▸ **SHORT TASK**:
Write out the records below once more, exactly as they stand.

Part of a data file
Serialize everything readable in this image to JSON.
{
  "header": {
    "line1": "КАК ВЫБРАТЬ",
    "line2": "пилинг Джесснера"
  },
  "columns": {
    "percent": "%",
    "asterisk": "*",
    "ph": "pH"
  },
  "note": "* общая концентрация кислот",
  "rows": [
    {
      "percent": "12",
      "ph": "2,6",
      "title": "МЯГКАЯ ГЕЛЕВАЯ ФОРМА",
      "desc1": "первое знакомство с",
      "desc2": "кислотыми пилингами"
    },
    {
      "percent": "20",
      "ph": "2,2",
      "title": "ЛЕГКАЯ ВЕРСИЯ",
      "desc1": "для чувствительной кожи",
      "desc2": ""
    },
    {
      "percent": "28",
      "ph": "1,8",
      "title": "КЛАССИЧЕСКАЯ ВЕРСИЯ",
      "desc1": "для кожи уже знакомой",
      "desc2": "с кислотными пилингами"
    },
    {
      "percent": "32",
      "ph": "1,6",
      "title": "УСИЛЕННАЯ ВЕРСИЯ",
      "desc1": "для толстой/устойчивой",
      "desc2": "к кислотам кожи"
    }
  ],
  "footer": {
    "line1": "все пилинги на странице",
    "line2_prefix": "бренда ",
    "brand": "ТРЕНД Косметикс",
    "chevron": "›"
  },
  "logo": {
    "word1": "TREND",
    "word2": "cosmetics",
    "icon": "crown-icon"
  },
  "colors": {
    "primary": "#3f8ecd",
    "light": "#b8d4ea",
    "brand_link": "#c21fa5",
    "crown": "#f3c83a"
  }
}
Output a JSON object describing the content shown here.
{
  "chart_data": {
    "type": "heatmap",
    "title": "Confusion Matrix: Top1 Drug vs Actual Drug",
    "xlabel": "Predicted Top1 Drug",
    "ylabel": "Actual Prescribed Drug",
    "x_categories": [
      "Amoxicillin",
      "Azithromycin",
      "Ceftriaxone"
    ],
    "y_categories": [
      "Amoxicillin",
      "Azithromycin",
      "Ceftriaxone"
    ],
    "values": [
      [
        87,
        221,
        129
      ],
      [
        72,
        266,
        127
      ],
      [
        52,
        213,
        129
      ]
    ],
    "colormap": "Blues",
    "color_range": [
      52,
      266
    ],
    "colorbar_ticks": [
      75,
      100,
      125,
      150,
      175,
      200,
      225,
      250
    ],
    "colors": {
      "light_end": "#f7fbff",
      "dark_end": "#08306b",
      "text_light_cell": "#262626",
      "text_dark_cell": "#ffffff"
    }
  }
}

▸ **ANSWER TO THE EXERCISE**:
Serialize everything readable in this image to JSON.
{
  "header": {
    "line1": "КАК ВЫБРАТЬ",
    "line2": "пилинг Джесснера"
  },
  "columns": {
    "percent": "%",
    "asterisk": "*",
    "ph": "pH"
  },
  "note": "* общая концентрация кислот",
  "rows": [
    {
      "percent": "12",
      "ph": "2,6",
      "title": "МЯГКАЯ ГЕЛЕВАЯ ФОРМА",
      "desc1": "первое знакомство с",
      "desc2": "кислотыми пилингами"
    },
    {
      "percent": "20",
      "ph": "2,2",
      "title": "ЛЕГКАЯ ВЕРСИЯ",
      "desc1": "для чувствительной кожи",
      "desc2": ""
    },
    {
      "percent": "28",
      "ph": "1,8",
      "title": "КЛАССИЧЕСКАЯ ВЕРСИЯ",
      "desc1": "для кожи уже знакомой",
      "desc2": "с кислотными пилингами"
    },
    {
      "percent": "32",
      "ph": "1,6",
      "title": "УСИЛЕННАЯ ВЕРСИЯ",
      "desc1": "для толстой/устойчивой",
      "desc2": "к кислотам кожи"
    }
  ],
  "footer": {
    "line1": "все пилинги на странице",
    "line2_prefix": "бренда ",
    "brand": "ТРЕНД Косметикс",
    "chevron": "›"
  },
  "logo": {
    "word1": "TREND",
    "word2": "cosmetics",
    "icon": "crown-icon"
  },
  "colors": {
    "primary": "#3f8ecd",
    "light": "#b8d4ea",
    "brand_link": "#c21fa5",
    "crown": "#f3c83a"
  }
}
Output a JSON object describing the content shown here.
{
  "chart_data": {
    "type": "heatmap",
    "title": "Confusion Matrix: Top1 Drug vs Actual Drug",
    "xlabel": "Predicted Top1 Drug",
    "ylabel": "Actual Prescribed Drug",
    "x_categories": [
      "Amoxicillin",
      "Azithromycin",
      "Ceftriaxone"
    ],
    "y_categories": [
      "Amoxicillin",
      "Azithromycin",
      "Ceftriaxone"
    ],
    "values": [
      [
        87,
        221,
        129
      ],
      [
        72,
        266,
        127
      ],
      [
        52,
        213,
        129
      ]
    ],
    "colormap": "Blues",
    "color_range": [
      52,
      266
    ],
    "colorbar_ticks": [
      75,
      100,
      125,
      150,
      175,
      200,
      225,
      250
    ],
    "colors": {
      "light_end": "#f7fbff",
      "dark_end": "#08306b",
      "text_light_cell": "#262626",
      "text_dark_cell": "#ffffff"
    }
  }
}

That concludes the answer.